▼▼▼

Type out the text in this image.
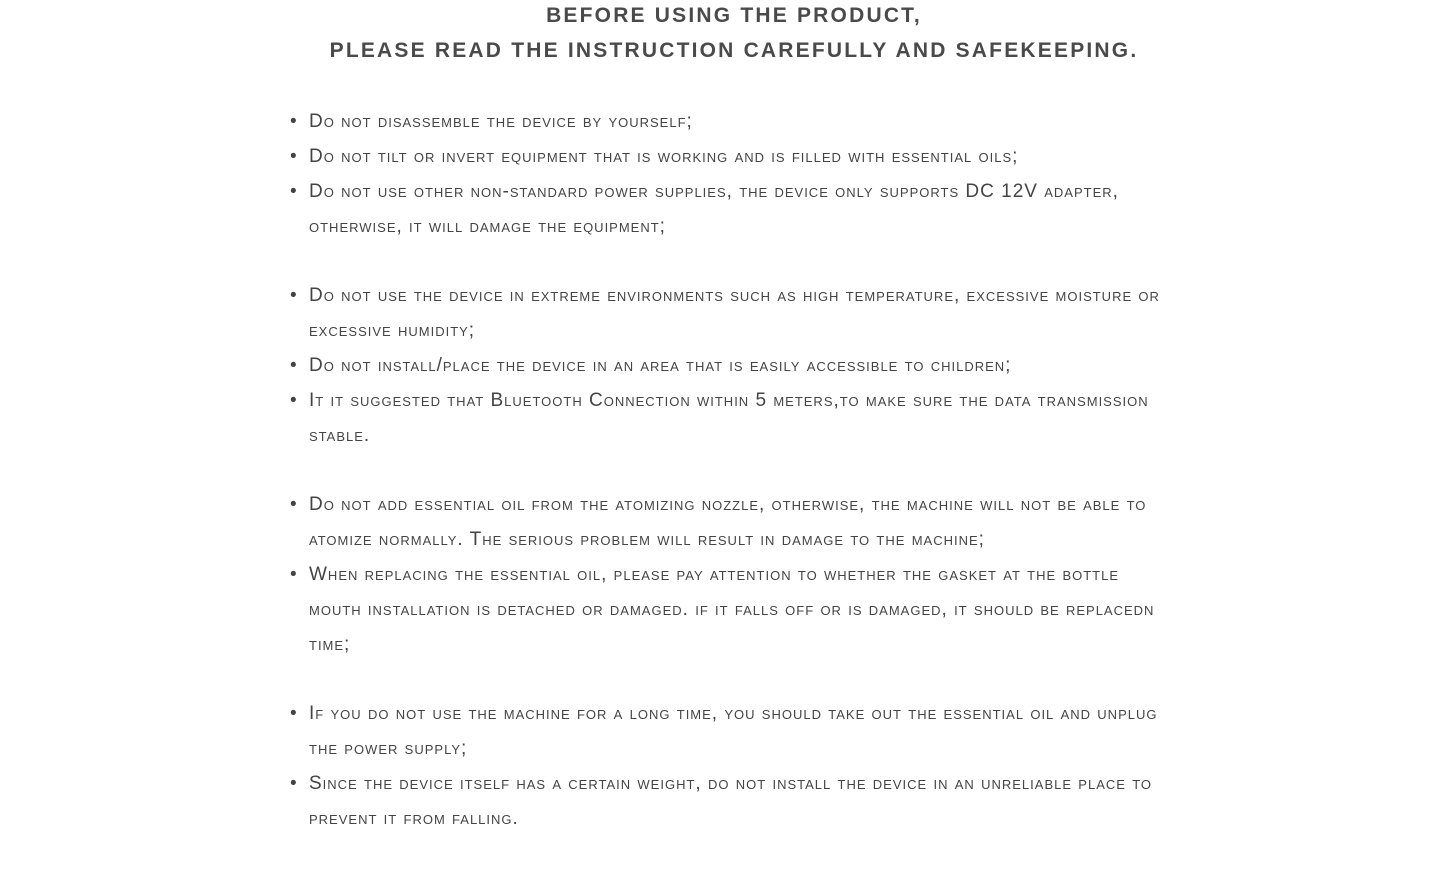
BEFORE USING THE PRODUCT,
PLEASE READ THE INSTRUCTION CAREFULLY AND SAFEKEEPING.
• Do not disassemble the device by yourself;
• Do not tilt or invert equipment that is working and is filled with essential oils;
• Do not use other non-standard power supplies, the device only supports DC 12V adapter, otherwise, it will damage the equipment;
• Do not use the device in extreme environments such as high temperature, excessive moisture or excessive humidity;
• Do not install/place the device in an area that is easily accessible to children;
• It it suggested that Bluetooth Connection within 5 meters,to make sure the data transmission stable.
• Do not add essential oil from the atomizing nozzle, otherwise, the machine will not be able to atomize normally. The serious problem will result in damage to the machine;
• When replacing the essential oil, please pay attention to whether the gasket at the bottle mouth installation is detached or damaged. if it falls off or is damaged, it should be replacedn time;
• If you do not use the machine for a long time, you should take out the essential oil and unplug the power supply;
• Since the device itself has a certain weight, do not install the device in an unreliable place to prevent it from falling.
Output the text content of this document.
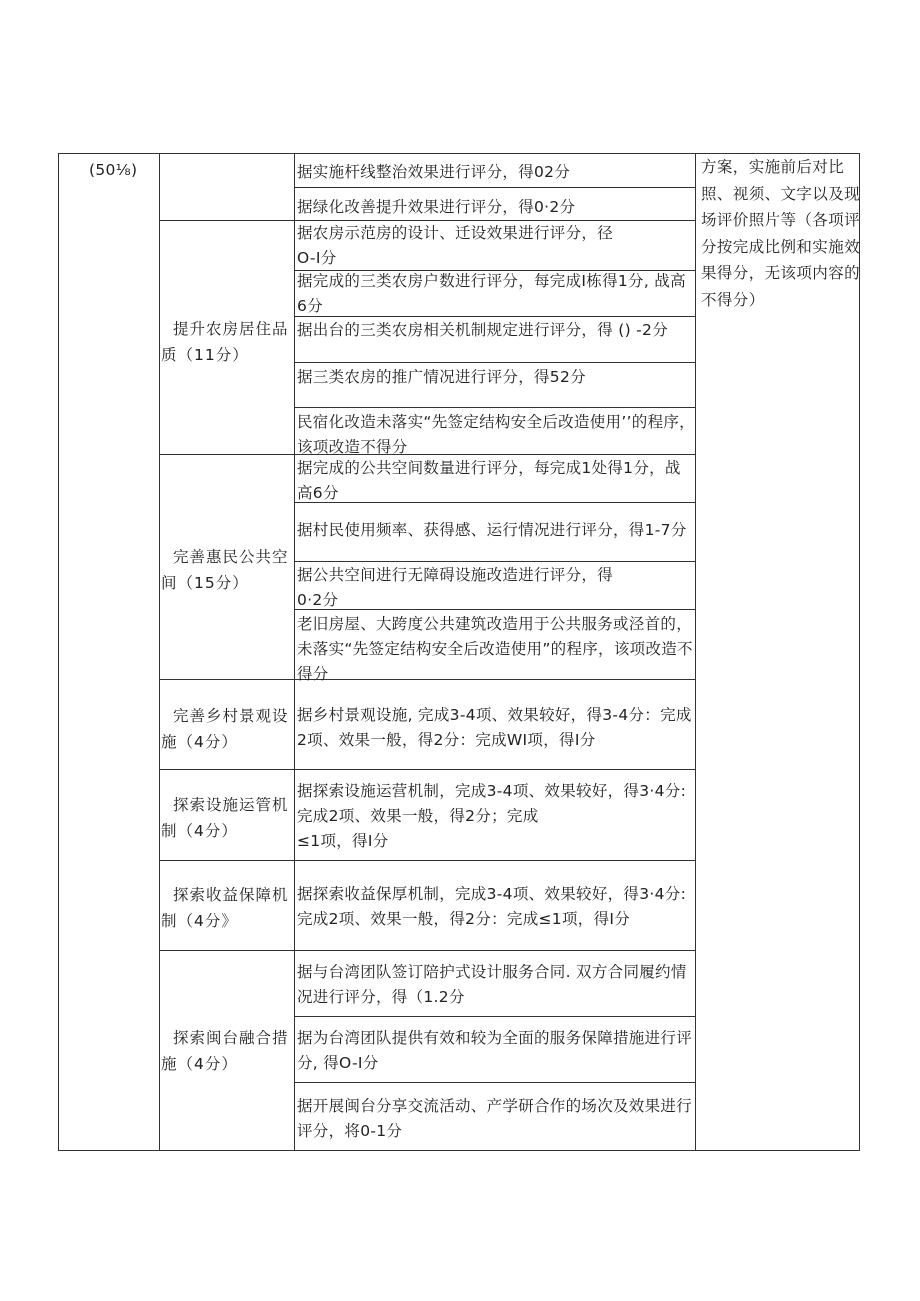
(50⅛)
提升农房居住品质（11分）
完善惠民公共空间（15分）
完善乡村景观设施（4分）
探索设施运管机制（4分）
探索收益保障机制（4分》
探索闽台融合措施（4分）
据实施杆线整治效果进行评分，得02分
据绿化改善提升效果进行评分，得0·2分
据农房示范房的设计、迁设效果进行评分，径
O-I分
据完成的三类农房户数进行评分，每完成I栋得1分, 战高6分
据出台的三类农房相关机制规定进行评分，得 () -2分
据三类农房的推广情况进行评分，得52分
民宿化改造未落实“先签定结构安全后改造使用’’的程序，该项改造不得分
据完成的公共空间数量进行评分，每完成1处得1分，战高6分
据村民使用频率、获得感、运行情况进行评分，得1-7分
据公共空间进行无障碍设施改造进行评分，得
0·2分
老旧房屋、大跨度公共建筑改造用于公共服务或泾首的，未落实“先签定结构安全后改造使用”的程序，该项改造不得分
据乡村景观设施, 完成3-4项、效果较好，得3-4分：完成2项、效果一般，得2分：完成WI项，得I分
据探索设施运营机制，完成3-4项、效果较好，得3·4分:完成2项、效果一般，得2分；完成
≤1项，得I分
据探索收益保厚机制，完成3-4项、效果较好，得3·4分:完成2项、效果一般，得2分：完成≤1项，得I分
据与台湾团队签订陪护式设计服务合同. 双方合同履约情况进行评分，得（1.2分
据为台湾团队提供有效和较为全面的服务保障措施进行评分, 得O-I分
据开展闽台分享交流活动、产学研合作的场次及效果进行评分，将0-1分
方案，实施前后对比照、视须、文字以及现场评价照片等（各项评分按完成比例和实施效果得分，无该项内容的不得分）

▲▲▲

[Directions] Your copy of the data should match it exactly, except that pictures are left out.

[Response to the exercise]
Type out the text in this image.
BEFORE USING THE PRODUCT,
PLEASE READ THE INSTRUCTION CAREFULLY AND SAFEKEEPING.
• Do not disassemble the device by yourself;
• Do not tilt or invert equipment that is working and is filled with essential oils;
• Do not use other non-standard power supplies, the device only supports DC 12V adapter, otherwise, it will damage the equipment;
• Do not use the device in extreme environments such as high temperature, excessive moisture or excessive humidity;
• Do not install/place the device in an area that is easily accessible to children;
• It it suggested that Bluetooth Connection within 5 meters,to make sure the data transmission stable.
• Do not add essential oil from the atomizing nozzle, otherwise, the machine will not be able to atomize normally. The serious problem will result in damage to the machine;
• When replacing the essential oil, please pay attention to whether the gasket at the bottle mouth installation is detached or damaged. if it falls off or is damaged, it should be replacedn time;
• If you do not use the machine for a long time, you should take out the essential oil and unplug the power supply;
• Since the device itself has a certain weight, do not install the device in an unreliable place to prevent it from falling.
Output the text content of this document.
(50⅛)
提升农房居住品质（11分）
完善惠民公共空间（15分）
完善乡村景观设施（4分）
探索设施运管机制（4分）
探索收益保障机制（4分》
探索闽台融合措施（4分）
据实施杆线整治效果进行评分，得02分
据绿化改善提升效果进行评分，得0·2分
据农房示范房的设计、迁设效果进行评分，径
O-I分
据完成的三类农房户数进行评分，每完成I栋得1分, 战高6分
据出台的三类农房相关机制规定进行评分，得 () -2分
据三类农房的推广情况进行评分，得52分
民宿化改造未落实“先签定结构安全后改造使用’’的程序，该项改造不得分
据完成的公共空间数量进行评分，每完成1处得1分，战高6分
据村民使用频率、获得感、运行情况进行评分，得1-7分
据公共空间进行无障碍设施改造进行评分，得
0·2分
老旧房屋、大跨度公共建筑改造用于公共服务或泾首的，未落实“先签定结构安全后改造使用”的程序，该项改造不得分
据乡村景观设施, 完成3-4项、效果较好，得3-4分：完成2项、效果一般，得2分：完成WI项，得I分
据探索设施运营机制，完成3-4项、效果较好，得3·4分:完成2项、效果一般，得2分；完成
≤1项，得I分
据探索收益保厚机制，完成3-4项、效果较好，得3·4分:完成2项、效果一般，得2分：完成≤1项，得I分
据与台湾团队签订陪护式设计服务合同. 双方合同履约情况进行评分，得（1.2分
据为台湾团队提供有效和较为全面的服务保障措施进行评分, 得O-I分
据开展闽台分享交流活动、产学研合作的场次及效果进行评分，将0-1分
方案，实施前后对比照、视须、文字以及现场评价照片等（各项评分按完成比例和实施效果得分，无该项内容的不得分）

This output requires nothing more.